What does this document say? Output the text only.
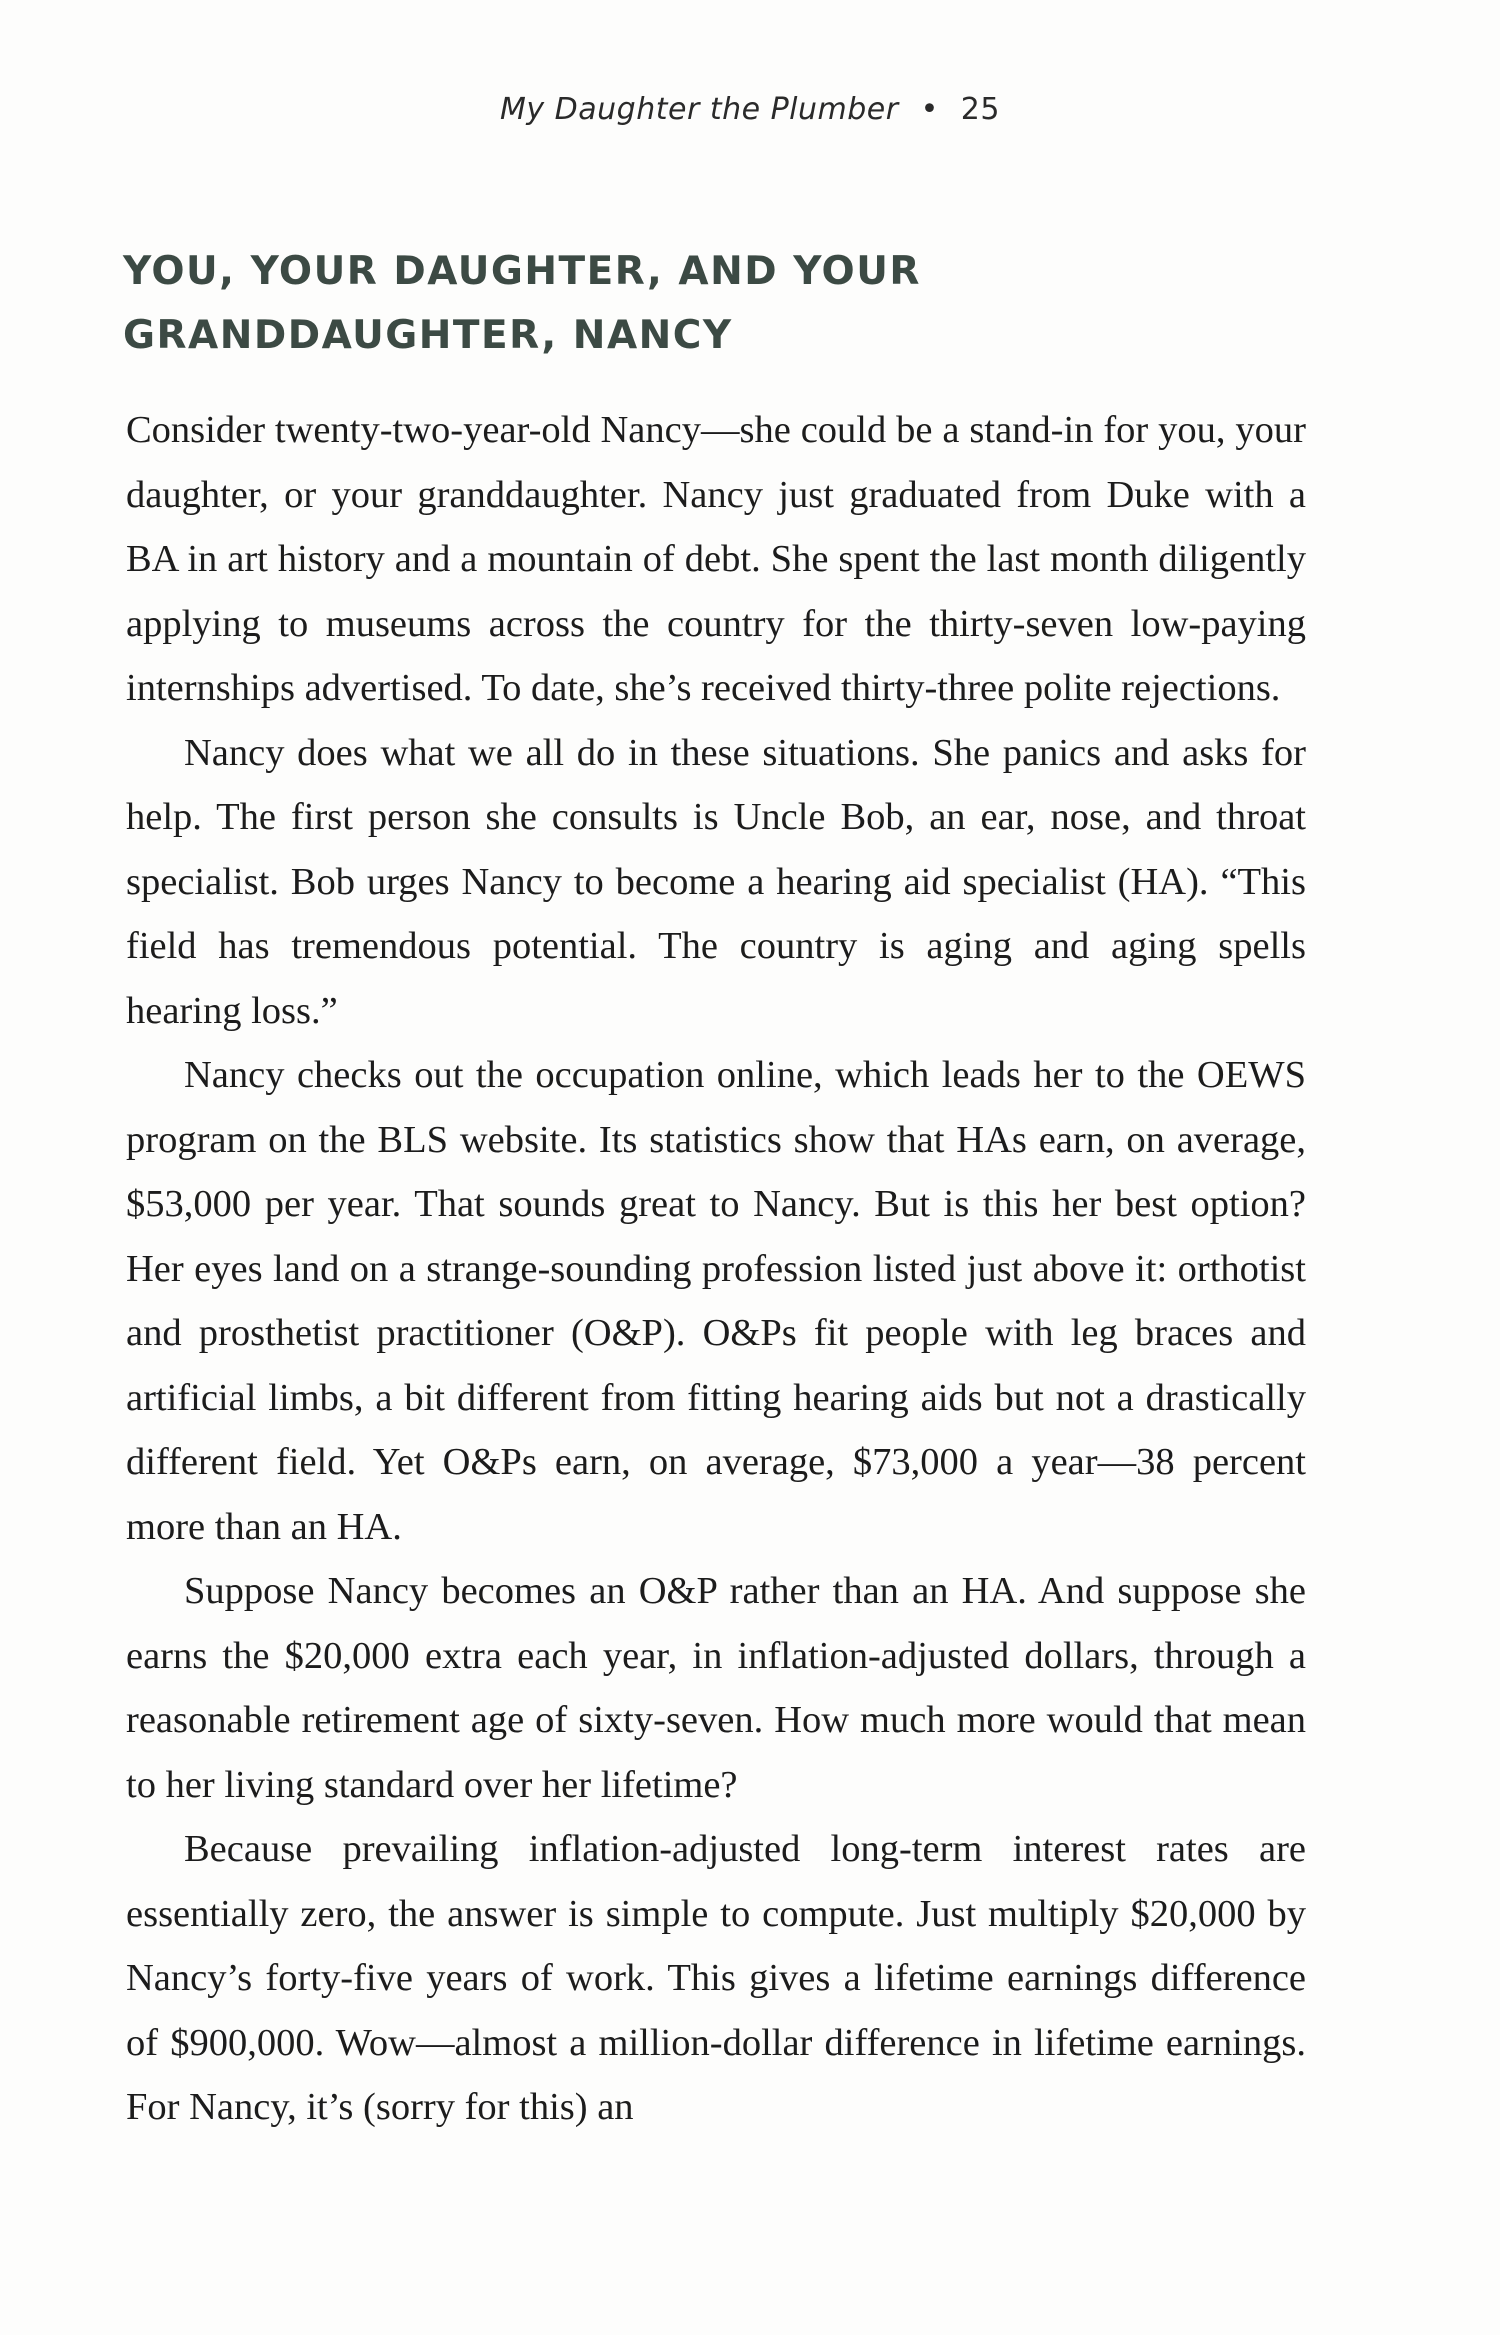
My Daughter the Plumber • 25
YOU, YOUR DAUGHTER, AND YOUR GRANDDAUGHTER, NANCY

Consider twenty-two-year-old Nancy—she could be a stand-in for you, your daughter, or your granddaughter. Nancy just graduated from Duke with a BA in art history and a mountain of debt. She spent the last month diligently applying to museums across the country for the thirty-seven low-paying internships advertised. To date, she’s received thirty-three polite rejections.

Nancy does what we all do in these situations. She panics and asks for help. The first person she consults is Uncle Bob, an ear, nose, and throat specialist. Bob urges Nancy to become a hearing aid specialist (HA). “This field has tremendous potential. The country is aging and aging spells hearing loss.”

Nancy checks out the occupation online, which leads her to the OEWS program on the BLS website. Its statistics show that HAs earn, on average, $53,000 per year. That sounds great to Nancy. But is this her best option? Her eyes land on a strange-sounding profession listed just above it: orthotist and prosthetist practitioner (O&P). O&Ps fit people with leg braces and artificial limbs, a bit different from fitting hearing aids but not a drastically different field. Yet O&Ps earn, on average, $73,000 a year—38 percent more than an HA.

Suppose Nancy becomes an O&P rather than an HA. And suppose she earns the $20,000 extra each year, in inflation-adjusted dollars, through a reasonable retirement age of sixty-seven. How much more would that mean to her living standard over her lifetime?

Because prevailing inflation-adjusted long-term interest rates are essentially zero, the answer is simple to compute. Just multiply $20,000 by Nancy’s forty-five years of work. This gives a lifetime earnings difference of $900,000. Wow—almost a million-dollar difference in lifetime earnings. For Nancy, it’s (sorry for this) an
========
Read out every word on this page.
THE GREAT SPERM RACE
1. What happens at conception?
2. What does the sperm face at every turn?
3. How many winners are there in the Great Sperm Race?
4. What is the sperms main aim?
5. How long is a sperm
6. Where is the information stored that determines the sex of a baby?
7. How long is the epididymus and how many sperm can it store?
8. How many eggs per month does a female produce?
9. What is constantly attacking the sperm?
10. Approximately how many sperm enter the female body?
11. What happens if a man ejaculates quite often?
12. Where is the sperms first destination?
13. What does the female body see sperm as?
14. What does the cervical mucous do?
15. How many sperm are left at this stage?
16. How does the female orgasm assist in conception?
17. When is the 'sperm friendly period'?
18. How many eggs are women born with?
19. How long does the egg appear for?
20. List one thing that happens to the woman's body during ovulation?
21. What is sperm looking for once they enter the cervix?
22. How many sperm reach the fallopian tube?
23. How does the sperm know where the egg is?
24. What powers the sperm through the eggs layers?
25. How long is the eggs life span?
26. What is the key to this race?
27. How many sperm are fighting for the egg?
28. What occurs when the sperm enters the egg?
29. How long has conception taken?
========
Task description> In the records shown above, how many lines include the word "sperms"? Answer with the number only.

Completed task> 2